DATASET CONTENT:
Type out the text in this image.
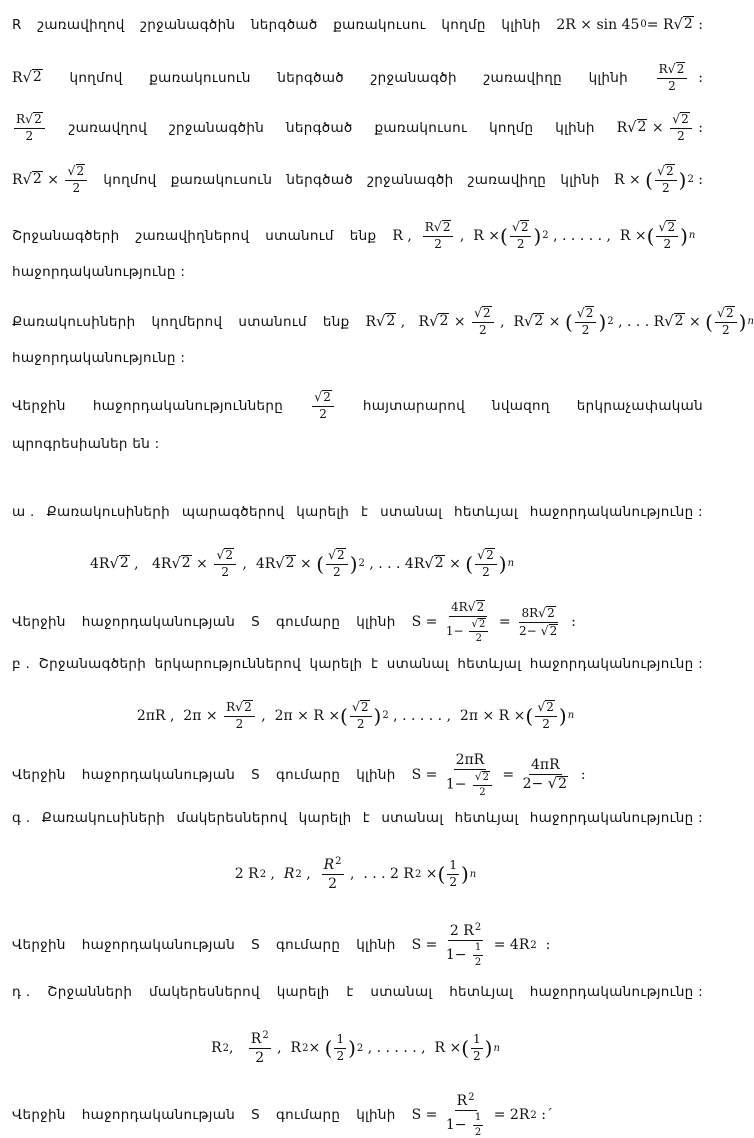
R շառավիղով շրջանագծին ներգծած քառակուսու կողմը կլինի 2R × sin 45 0 = R √ 2 :
R √ 2 կողմով քառակուսուն ներգծած շրջանագծի շառավիղը կլինի $\frac{R √ 2}{2}$ :
$\frac{R √ 2}{2}$ շառավղով շրջանագծին ներգծած քառակուսու կողմը կլինի R √ $2 \times \frac{√ 2}{2}$ :
R √ $2 \times \frac{√ 2}{2}$ կողմով քառակուսուն ներգծած շրջանագծի շառավիղը կլինի R × ( $\frac{√ 2}{2}$ ) 2 :
Շրջանագծերի շառավիղներով ստանում ենք R , $\frac{R √ 2}{2}$ ,  R × ( $\frac{√ 2}{2}$ ) 2 , . . . . . ,  R × ( $\frac{√ 2}{2}$ ) n
հաջորդականությունը :
Քառակուսիների կողմերով ստանում ենք R √ 2 ,   R √ $2 \times \frac{√ 2}{2}$ ,  R √ 2 × ( $\frac{√ 2}{2}$ ) 2 , . . . R √ 2 × ( $\frac{√ 2}{2}$ ) n
հաջորդականությունը :
Վերջին հաջորդականությունները $\frac{√ 2}{2}$ հայտարարով նվազող երկրաչափական
պրոգրեսիաներ են :
ա . Քառակուսիների պարագծերով կարելի է ստանալ հետևյալ հաջորդականությունը :
4R √ 2 ,   4R √ $2 \times \frac{√ 2}{2}$ ,  4R √ 2 × ( $\frac{√ 2}{2}$ ) 2 , . . . 4R √ 2 × ( $\frac{√ 2}{2}$ ) n
Վերջին հաջորդականության S գումարը կլինի $S = \frac{4R √ 2}{1- \frac{√ 2}{2}} = \frac{8R √ 2}{2- √ 2}$ :
բ . Շրջանագծերի երկարություններով կարելի է ստանալ հետևյալ հաջորդականությունը :
2πR ,  $2\pi \times \frac{R √ 2}{2}$ ,  2π × R × ( $\frac{√ 2}{2}$ ) 2 , . . . . . ,  2π × R × ( $\frac{√ 2}{2}$ ) n
Վերջին հաջորդականության S գումարը կլինի $S = \frac{2\pi R}{1- \frac{√ 2}{2}} = \frac{4\pi R}{2- √ 2}$ :
գ . Քառակուսիների մակերեսներով կարելի է ստանալ հետևյալ հաջորդականությունը :
2 R 2 , R 2 , $\frac{R^2}{2}$ ,  . . . 2 R 2 × ( $\frac{1}{2}$ ) n
Վերջին հաջորդականության S գումարը կլինի $S = \frac{2 R^2}{1- \frac{1}{2}} = 4R$ 2 :
դ . Շրջանների մակերեսներով կարելի է ստանալ հետևյալ հաջորդականությունը :
R 2 , $\frac{R^2}{2}$ ,  R 2 × ( $\frac{1}{2}$ ) 2 , . . . . . ,  R × ( $\frac{1}{2}$ ) n
Վերջին հաջորդականության S գումարը կլինի $S = \frac{R^2}{1- \frac{1}{2}} = 2R$ 2 :´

THE EXERCISE: Copy each line that contains the word "հետևյալ".

FULL SOLUTION:
ա . Քառակուսիների պարագծերով կարելի է ստանալ հետևյալ հաջորդականությունը :
բ . Շրջանագծերի երկարություններով կարելի է ստանալ հետևյալ հաջորդականությունը :
գ . Քառակուսիների մակերեսներով կարելի է ստանալ հետևյալ հաջորդականությունը :
դ . Շրջանների մակերեսներով կարելի է ստանալ հետևյալ հաջորդականությունը :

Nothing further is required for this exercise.